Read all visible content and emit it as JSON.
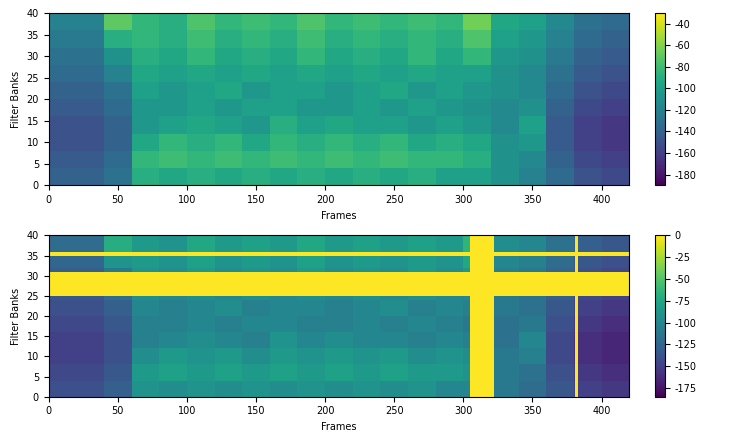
{
  "chart_data": [
    {
      "type": "heatmap",
      "x_label": "Frames",
      "y_label": "Filter Banks",
      "xlim": [
        0,
        420
      ],
      "ylim": [
        0,
        40
      ],
      "xticks": [
        0,
        50,
        100,
        150,
        200,
        250,
        300,
        350,
        400
      ],
      "yticks": [
        0,
        5,
        10,
        15,
        20,
        25,
        30,
        35,
        40
      ],
      "x_edges": [
        0,
        20,
        40,
        60,
        80,
        100,
        120,
        140,
        160,
        180,
        200,
        220,
        240,
        260,
        280,
        300,
        320,
        340,
        360,
        380,
        400,
        420
      ],
      "y_edges": [
        0,
        4,
        8,
        12,
        16,
        20,
        24,
        28,
        32,
        36,
        40
      ],
      "cells": [
        [
          -140,
          -140,
          -130,
          -90,
          -95,
          -90,
          -95,
          -90,
          -95,
          -90,
          -95,
          -90,
          -95,
          -90,
          -100,
          -100,
          -110,
          -120,
          -135,
          -150,
          -155
        ],
        [
          -145,
          -145,
          -135,
          -85,
          -80,
          -85,
          -80,
          -85,
          -80,
          -85,
          -80,
          -85,
          -80,
          -85,
          -85,
          -90,
          -110,
          -115,
          -140,
          -155,
          -160
        ],
        [
          -150,
          -150,
          -140,
          -95,
          -85,
          -90,
          -85,
          -95,
          -85,
          -90,
          -85,
          -90,
          -85,
          -95,
          -90,
          -95,
          -110,
          -105,
          -145,
          -160,
          -165
        ],
        [
          -150,
          -150,
          -140,
          -105,
          -100,
          -95,
          -100,
          -105,
          -90,
          -100,
          -95,
          -100,
          -100,
          -105,
          -100,
          -105,
          -115,
          -100,
          -145,
          -160,
          -165
        ],
        [
          -145,
          -145,
          -135,
          -105,
          -105,
          -100,
          -105,
          -100,
          -100,
          -105,
          -105,
          -100,
          -105,
          -100,
          -105,
          -110,
          -115,
          -110,
          -140,
          -155,
          -160
        ],
        [
          -140,
          -140,
          -130,
          -100,
          -105,
          -100,
          -95,
          -105,
          -100,
          -100,
          -105,
          -100,
          -95,
          -105,
          -100,
          -105,
          -110,
          -115,
          -135,
          -150,
          -155
        ],
        [
          -135,
          -135,
          -120,
          -95,
          -100,
          -95,
          -100,
          -95,
          -100,
          -95,
          -100,
          -95,
          -100,
          -95,
          -100,
          -100,
          -110,
          -115,
          -130,
          -145,
          -150
        ],
        [
          -130,
          -130,
          -110,
          -90,
          -95,
          -85,
          -95,
          -90,
          -95,
          -85,
          -95,
          -90,
          -95,
          -85,
          -95,
          -85,
          -105,
          -110,
          -125,
          -140,
          -145
        ],
        [
          -125,
          -125,
          -90,
          -85,
          -90,
          -80,
          -90,
          -85,
          -90,
          -80,
          -90,
          -85,
          -90,
          -85,
          -90,
          -75,
          -100,
          -105,
          -120,
          -135,
          -140
        ],
        [
          -120,
          -120,
          -70,
          -85,
          -90,
          -75,
          -85,
          -80,
          -85,
          -75,
          -85,
          -80,
          -85,
          -80,
          -85,
          -65,
          -95,
          -100,
          -115,
          -130,
          -135
        ]
      ],
      "colorbar_range": [
        -190,
        -30
      ],
      "colorbar_ticks": [
        -180,
        -160,
        -140,
        -120,
        -100,
        -80,
        -60,
        -40
      ]
    },
    {
      "type": "heatmap",
      "x_label": "Frames",
      "y_label": "Filter Banks",
      "xlim": [
        0,
        420
      ],
      "ylim": [
        0,
        40
      ],
      "xticks": [
        0,
        50,
        100,
        150,
        200,
        250,
        300,
        350,
        400
      ],
      "yticks": [
        0,
        5,
        10,
        15,
        20,
        25,
        30,
        35,
        40
      ],
      "x_edges": [
        0,
        20,
        40,
        60,
        80,
        100,
        120,
        140,
        160,
        180,
        200,
        220,
        240,
        260,
        280,
        300,
        320,
        340,
        360,
        380,
        400,
        420
      ],
      "y_edges": [
        0,
        4,
        8,
        12,
        16,
        20,
        24,
        28,
        32,
        36,
        40
      ],
      "cells": [
        [
          -140,
          -140,
          -130,
          -90,
          -95,
          -90,
          -95,
          -90,
          -95,
          -90,
          -95,
          -90,
          -95,
          -90,
          -100,
          -100,
          -110,
          -120,
          -135,
          -150,
          -155
        ],
        [
          -145,
          -145,
          -135,
          -85,
          -80,
          -85,
          -80,
          -85,
          -80,
          -85,
          -80,
          -85,
          -80,
          -85,
          -85,
          -90,
          -110,
          -115,
          -140,
          -155,
          -160
        ],
        [
          -150,
          -150,
          -140,
          -95,
          -85,
          -90,
          -85,
          -95,
          -85,
          -90,
          -85,
          -90,
          -85,
          -95,
          -90,
          -95,
          -110,
          -105,
          -145,
          -160,
          -165
        ],
        [
          -150,
          -150,
          -140,
          -105,
          -100,
          -95,
          -100,
          -105,
          -90,
          -100,
          -95,
          -100,
          -100,
          -105,
          -100,
          -105,
          -115,
          -100,
          -145,
          -160,
          -165
        ],
        [
          -145,
          -145,
          -135,
          -105,
          -105,
          -100,
          -105,
          -100,
          -100,
          -105,
          -105,
          -100,
          -105,
          -100,
          -105,
          -110,
          -115,
          -110,
          -140,
          -155,
          -160
        ],
        [
          -140,
          -140,
          -130,
          -100,
          -105,
          -100,
          -95,
          -105,
          -100,
          -100,
          -105,
          -100,
          -95,
          -105,
          -100,
          -105,
          -110,
          -115,
          -135,
          -150,
          -155
        ],
        [
          -135,
          -135,
          -120,
          -95,
          -100,
          -95,
          -100,
          -95,
          -100,
          -95,
          -100,
          -95,
          -100,
          -95,
          -100,
          -100,
          -110,
          -115,
          -130,
          -145,
          -150
        ],
        [
          -130,
          -130,
          -110,
          -90,
          -95,
          -85,
          -95,
          -90,
          -95,
          -85,
          -95,
          -90,
          -95,
          -85,
          -95,
          -85,
          -105,
          -110,
          -125,
          -140,
          -145
        ],
        [
          -125,
          -125,
          -90,
          -85,
          -90,
          -80,
          -90,
          -85,
          -90,
          -80,
          -90,
          -85,
          -90,
          -85,
          -90,
          -75,
          -100,
          -105,
          -120,
          -135,
          -140
        ],
        [
          -120,
          -120,
          -70,
          -85,
          -90,
          -75,
          -85,
          -80,
          -85,
          -75,
          -85,
          -80,
          -85,
          -80,
          -85,
          -65,
          -95,
          -100,
          -115,
          -130,
          -135
        ]
      ],
      "freq_masks": [
        [
          25,
          31
        ],
        [
          35,
          36
        ]
      ],
      "time_masks": [
        [
          305,
          322
        ],
        [
          381,
          383
        ]
      ],
      "mask_value": 0,
      "colorbar_range": [
        -185,
        0
      ],
      "colorbar_ticks": [
        -175,
        -150,
        -125,
        -100,
        -75,
        -50,
        -25,
        0
      ]
    }
  ]
}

----------------------------------------

Transcribe the full listing above exactly, with the images removed.

▸ **Final result**:
Read all visible content and emit it as JSON.
{
  "chart_data": [
    {
      "type": "heatmap",
      "x_label": "Frames",
      "y_label": "Filter Banks",
      "xlim": [
        0,
        420
      ],
      "ylim": [
        0,
        40
      ],
      "xticks": [
        0,
        50,
        100,
        150,
        200,
        250,
        300,
        350,
        400
      ],
      "yticks": [
        0,
        5,
        10,
        15,
        20,
        25,
        30,
        35,
        40
      ],
      "x_edges": [
        0,
        20,
        40,
        60,
        80,
        100,
        120,
        140,
        160,
        180,
        200,
        220,
        240,
        260,
        280,
        300,
        320,
        340,
        360,
        380,
        400,
        420
      ],
      "y_edges": [
        0,
        4,
        8,
        12,
        16,
        20,
        24,
        28,
        32,
        36,
        40
      ],
      "cells": [
        [
          -140,
          -140,
          -130,
          -90,
          -95,
          -90,
          -95,
          -90,
          -95,
          -90,
          -95,
          -90,
          -95,
          -90,
          -100,
          -100,
          -110,
          -120,
          -135,
          -150,
          -155
        ],
        [
          -145,
          -145,
          -135,
          -85,
          -80,
          -85,
          -80,
          -85,
          -80,
          -85,
          -80,
          -85,
          -80,
          -85,
          -85,
          -90,
          -110,
          -115,
          -140,
          -155,
          -160
        ],
        [
          -150,
          -150,
          -140,
          -95,
          -85,
          -90,
          -85,
          -95,
          -85,
          -90,
          -85,
          -90,
          -85,
          -95,
          -90,
          -95,
          -110,
          -105,
          -145,
          -160,
          -165
        ],
        [
          -150,
          -150,
          -140,
          -105,
          -100,
          -95,
          -100,
          -105,
          -90,
          -100,
          -95,
          -100,
          -100,
          -105,
          -100,
          -105,
          -115,
          -100,
          -145,
          -160,
          -165
        ],
        [
          -145,
          -145,
          -135,
          -105,
          -105,
          -100,
          -105,
          -100,
          -100,
          -105,
          -105,
          -100,
          -105,
          -100,
          -105,
          -110,
          -115,
          -110,
          -140,
          -155,
          -160
        ],
        [
          -140,
          -140,
          -130,
          -100,
          -105,
          -100,
          -95,
          -105,
          -100,
          -100,
          -105,
          -100,
          -95,
          -105,
          -100,
          -105,
          -110,
          -115,
          -135,
          -150,
          -155
        ],
        [
          -135,
          -135,
          -120,
          -95,
          -100,
          -95,
          -100,
          -95,
          -100,
          -95,
          -100,
          -95,
          -100,
          -95,
          -100,
          -100,
          -110,
          -115,
          -130,
          -145,
          -150
        ],
        [
          -130,
          -130,
          -110,
          -90,
          -95,
          -85,
          -95,
          -90,
          -95,
          -85,
          -95,
          -90,
          -95,
          -85,
          -95,
          -85,
          -105,
          -110,
          -125,
          -140,
          -145
        ],
        [
          -125,
          -125,
          -90,
          -85,
          -90,
          -80,
          -90,
          -85,
          -90,
          -80,
          -90,
          -85,
          -90,
          -85,
          -90,
          -75,
          -100,
          -105,
          -120,
          -135,
          -140
        ],
        [
          -120,
          -120,
          -70,
          -85,
          -90,
          -75,
          -85,
          -80,
          -85,
          -75,
          -85,
          -80,
          -85,
          -80,
          -85,
          -65,
          -95,
          -100,
          -115,
          -130,
          -135
        ]
      ],
      "colorbar_range": [
        -190,
        -30
      ],
      "colorbar_ticks": [
        -180,
        -160,
        -140,
        -120,
        -100,
        -80,
        -60,
        -40
      ]
    },
    {
      "type": "heatmap",
      "x_label": "Frames",
      "y_label": "Filter Banks",
      "xlim": [
        0,
        420
      ],
      "ylim": [
        0,
        40
      ],
      "xticks": [
        0,
        50,
        100,
        150,
        200,
        250,
        300,
        350,
        400
      ],
      "yticks": [
        0,
        5,
        10,
        15,
        20,
        25,
        30,
        35,
        40
      ],
      "x_edges": [
        0,
        20,
        40,
        60,
        80,
        100,
        120,
        140,
        160,
        180,
        200,
        220,
        240,
        260,
        280,
        300,
        320,
        340,
        360,
        380,
        400,
        420
      ],
      "y_edges": [
        0,
        4,
        8,
        12,
        16,
        20,
        24,
        28,
        32,
        36,
        40
      ],
      "cells": [
        [
          -140,
          -140,
          -130,
          -90,
          -95,
          -90,
          -95,
          -90,
          -95,
          -90,
          -95,
          -90,
          -95,
          -90,
          -100,
          -100,
          -110,
          -120,
          -135,
          -150,
          -155
        ],
        [
          -145,
          -145,
          -135,
          -85,
          -80,
          -85,
          -80,
          -85,
          -80,
          -85,
          -80,
          -85,
          -80,
          -85,
          -85,
          -90,
          -110,
          -115,
          -140,
          -155,
          -160
        ],
        [
          -150,
          -150,
          -140,
          -95,
          -85,
          -90,
          -85,
          -95,
          -85,
          -90,
          -85,
          -90,
          -85,
          -95,
          -90,
          -95,
          -110,
          -105,
          -145,
          -160,
          -165
        ],
        [
          -150,
          -150,
          -140,
          -105,
          -100,
          -95,
          -100,
          -105,
          -90,
          -100,
          -95,
          -100,
          -100,
          -105,
          -100,
          -105,
          -115,
          -100,
          -145,
          -160,
          -165
        ],
        [
          -145,
          -145,
          -135,
          -105,
          -105,
          -100,
          -105,
          -100,
          -100,
          -105,
          -105,
          -100,
          -105,
          -100,
          -105,
          -110,
          -115,
          -110,
          -140,
          -155,
          -160
        ],
        [
          -140,
          -140,
          -130,
          -100,
          -105,
          -100,
          -95,
          -105,
          -100,
          -100,
          -105,
          -100,
          -95,
          -105,
          -100,
          -105,
          -110,
          -115,
          -135,
          -150,
          -155
        ],
        [
          -135,
          -135,
          -120,
          -95,
          -100,
          -95,
          -100,
          -95,
          -100,
          -95,
          -100,
          -95,
          -100,
          -95,
          -100,
          -100,
          -110,
          -115,
          -130,
          -145,
          -150
        ],
        [
          -130,
          -130,
          -110,
          -90,
          -95,
          -85,
          -95,
          -90,
          -95,
          -85,
          -95,
          -90,
          -95,
          -85,
          -95,
          -85,
          -105,
          -110,
          -125,
          -140,
          -145
        ],
        [
          -125,
          -125,
          -90,
          -85,
          -90,
          -80,
          -90,
          -85,
          -90,
          -80,
          -90,
          -85,
          -90,
          -85,
          -90,
          -75,
          -100,
          -105,
          -120,
          -135,
          -140
        ],
        [
          -120,
          -120,
          -70,
          -85,
          -90,
          -75,
          -85,
          -80,
          -85,
          -75,
          -85,
          -80,
          -85,
          -80,
          -85,
          -65,
          -95,
          -100,
          -115,
          -130,
          -135
        ]
      ],
      "freq_masks": [
        [
          25,
          31
        ],
        [
          35,
          36
        ]
      ],
      "time_masks": [
        [
          305,
          322
        ],
        [
          381,
          383
        ]
      ],
      "mask_value": 0,
      "colorbar_range": [
        -185,
        0
      ],
      "colorbar_ticks": [
        -175,
        -150,
        -125,
        -100,
        -75,
        -50,
        -25,
        0
      ]
    }
  ]
}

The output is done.